═════ Data section ═════

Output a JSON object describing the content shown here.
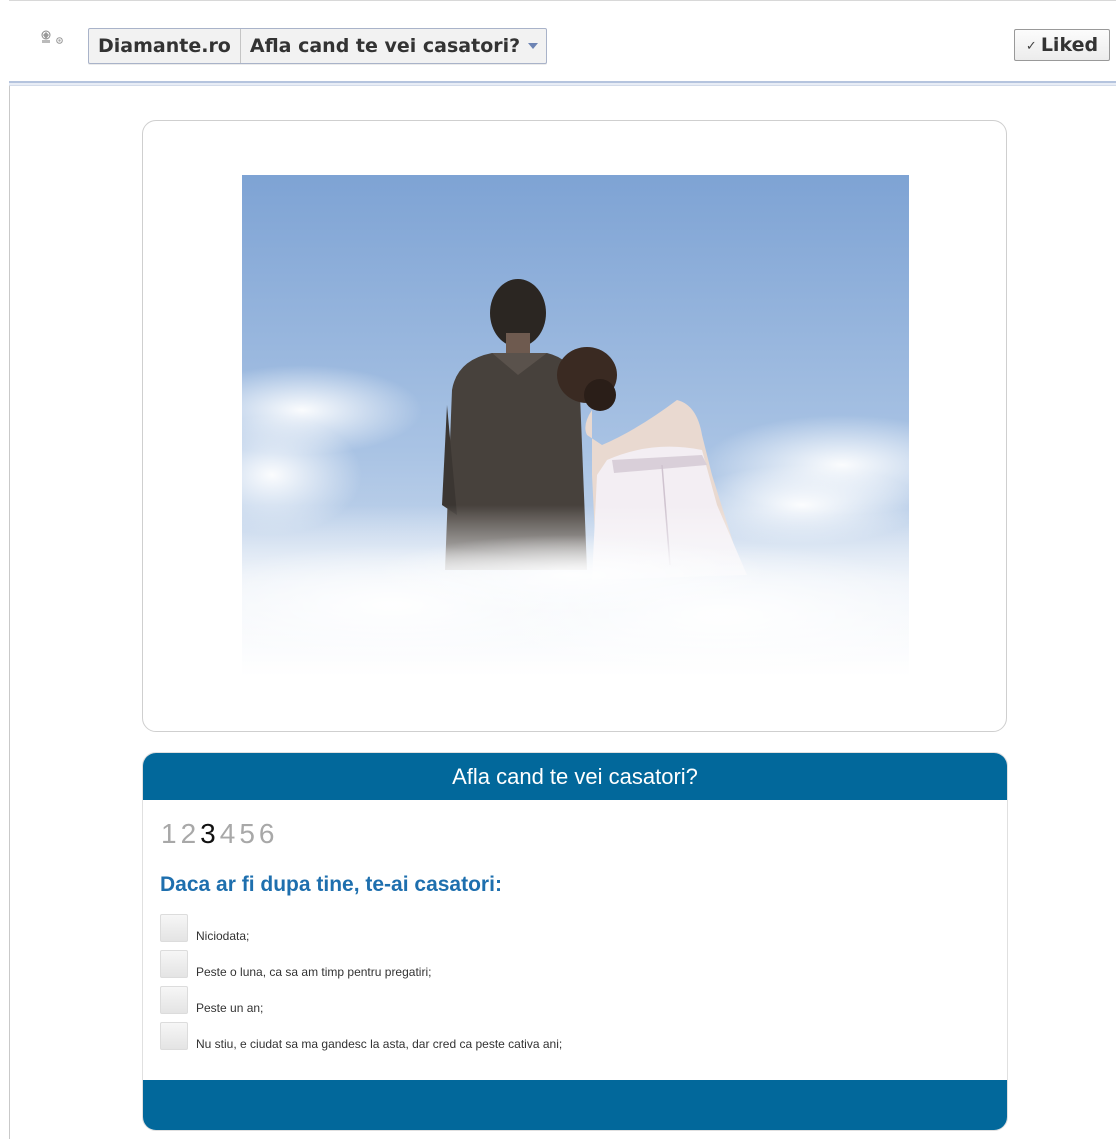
{
  "header": {
    "logo": {
      "line1": "Diamante.ro",
      "line2": "Diamante.ro"
    },
    "page_name": "Diamante.ro",
    "app_title": "Afla cand te vei casatori?",
    "liked_label": "Liked",
    "liked_check": "✓"
  },
  "quiz": {
    "title": "Afla cand te vei casatori?",
    "steps": [
      "1",
      "2",
      "3",
      "4",
      "5",
      "6"
    ],
    "current_step": "3",
    "question": "Daca ar fi dupa tine, te-ai casatori:",
    "options": [
      "Niciodata;",
      "Peste o luna, ca sa am timp pentru pregatiri;",
      "Peste un an;",
      "Nu stiu, e ciudat sa ma gandesc la asta, dar cred ca peste cativa ani;"
    ]
  },
  "colors": {
    "quiz_bar": "#02689b",
    "question_text": "#1e6fae",
    "header_line": "#b5c4de"
  }
}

═════

Exercise task: The pictures in the entries should be left out; output everything else exactly.

Solution below:
Output a JSON object describing the content shown here.
{
  "header": {
    "logo": {
      "line1": "Diamante.ro",
      "line2": "Diamante.ro"
    },
    "page_name": "Diamante.ro",
    "app_title": "Afla cand te vei casatori?",
    "liked_label": "Liked",
    "liked_check": "✓"
  },
  "quiz": {
    "title": "Afla cand te vei casatori?",
    "steps": [
      "1",
      "2",
      "3",
      "4",
      "5",
      "6"
    ],
    "current_step": "3",
    "question": "Daca ar fi dupa tine, te-ai casatori:",
    "options": [
      "Niciodata;",
      "Peste o luna, ca sa am timp pentru pregatiri;",
      "Peste un an;",
      "Nu stiu, e ciudat sa ma gandesc la asta, dar cred ca peste cativa ani;"
    ]
  },
  "colors": {
    "quiz_bar": "#02689b",
    "question_text": "#1e6fae",
    "header_line": "#b5c4de"
  }
}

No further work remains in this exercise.